── Raw records ──

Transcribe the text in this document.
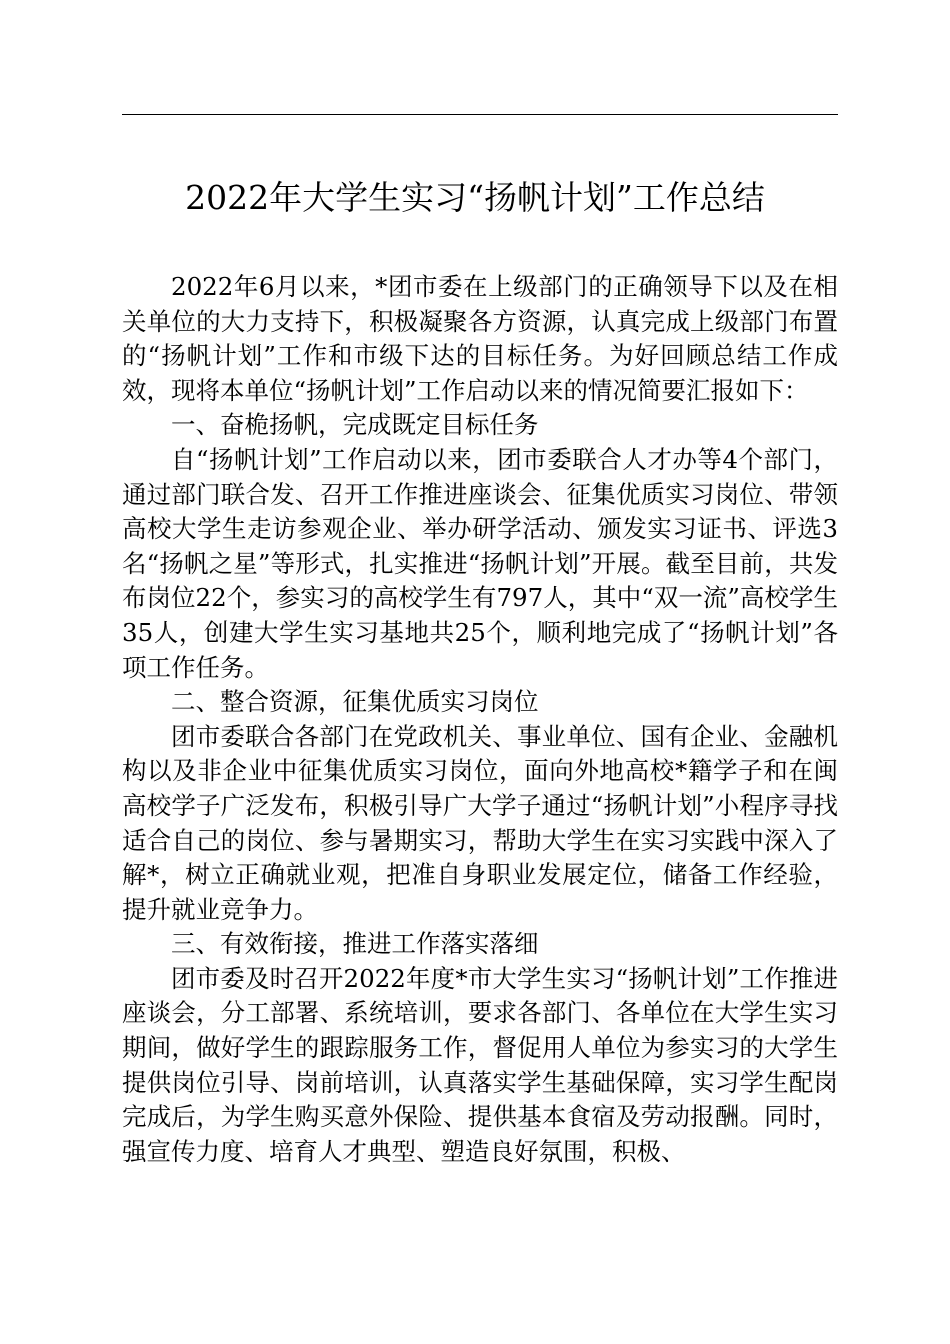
2022年大学生实习“扬帆计划”工作总结

2022年6月以来，*团市委在上级部门的正确领导下以及在相关单位的大力支持下，积极凝聚各方资源，认真完成上级部门布置的“扬帆计划”工作和市级下达的目标任务。为好回顾总结工作成效，现将本单位“扬帆计划”工作启动以来的情况简要汇报如下：

一、奋桅扬帆，完成既定目标任务

自“扬帆计划”工作启动以来，团市委联合人才办等4个部门，通过部门联合发、召开工作推进座谈会、征集优质实习岗位、带领高校大学生走访参观企业、举办研学活动、颁发实习证书、评选3名“扬帆之星”等形式，扎实推进“扬帆计划”开展。截至目前，共发布岗位22个，参实习的高校学生有797人，其中“双一流”高校学生35人，创建大学生实习基地共25个，顺利地完成了“扬帆计划”各项工作任务。

二、整合资源，征集优质实习岗位

团市委联合各部门在党政机关、事业单位、国有企业、金融机构以及非企业中征集优质实习岗位，面向外地高校*籍学子和在闽高校学子广泛发布，积极引导广大学子通过“扬帆计划”小程序寻找适合自己的岗位、参与暑期实习，帮助大学生在实习实践中深入了解*，树立正确就业观，把准自身职业发展定位，储备工作经验，提升就业竞争力。

三、有效衔接，推进工作落实落细

团市委及时召开2022年度*市大学生实习“扬帆计划”工作推进座谈会，分工部署、系统培训，要求各部门、各单位在大学生实习期间，做好学生的跟踪服务工作，督促用人单位为参实习的大学生提供岗位引导、岗前培训，认真落实学生基础保障，实习学生配岗完成后，为学生购买意外保险、提供基本食宿及劳动报酬。同时，强宣传力度、培育人才典型、塑造良好氛围，积极、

───

**Problem to work on:**
Retype the whole listing exactly and leave the pictures out.

**Response for this exercise:**
Transcribe the text in this document.
2022年大学生实习“扬帆计划”工作总结

2022年6月以来，*团市委在上级部门的正确领导下以及在相关单位的大力支持下，积极凝聚各方资源，认真完成上级部门布置的“扬帆计划”工作和市级下达的目标任务。为好回顾总结工作成效，现将本单位“扬帆计划”工作启动以来的情况简要汇报如下：

一、奋桅扬帆，完成既定目标任务

自“扬帆计划”工作启动以来，团市委联合人才办等4个部门，通过部门联合发、召开工作推进座谈会、征集优质实习岗位、带领高校大学生走访参观企业、举办研学活动、颁发实习证书、评选3名“扬帆之星”等形式，扎实推进“扬帆计划”开展。截至目前，共发布岗位22个，参实习的高校学生有797人，其中“双一流”高校学生35人，创建大学生实习基地共25个，顺利地完成了“扬帆计划”各项工作任务。

二、整合资源，征集优质实习岗位

团市委联合各部门在党政机关、事业单位、国有企业、金融机构以及非企业中征集优质实习岗位，面向外地高校*籍学子和在闽高校学子广泛发布，积极引导广大学子通过“扬帆计划”小程序寻找适合自己的岗位、参与暑期实习，帮助大学生在实习实践中深入了解*，树立正确就业观，把准自身职业发展定位，储备工作经验，提升就业竞争力。

三、有效衔接，推进工作落实落细

团市委及时召开2022年度*市大学生实习“扬帆计划”工作推进座谈会，分工部署、系统培训，要求各部门、各单位在大学生实习期间，做好学生的跟踪服务工作，督促用人单位为参实习的大学生提供岗位引导、岗前培训，认真落实学生基础保障，实习学生配岗完成后，为学生购买意外保险、提供基本食宿及劳动报酬。同时，强宣传力度、培育人才典型、塑造良好氛围，积极、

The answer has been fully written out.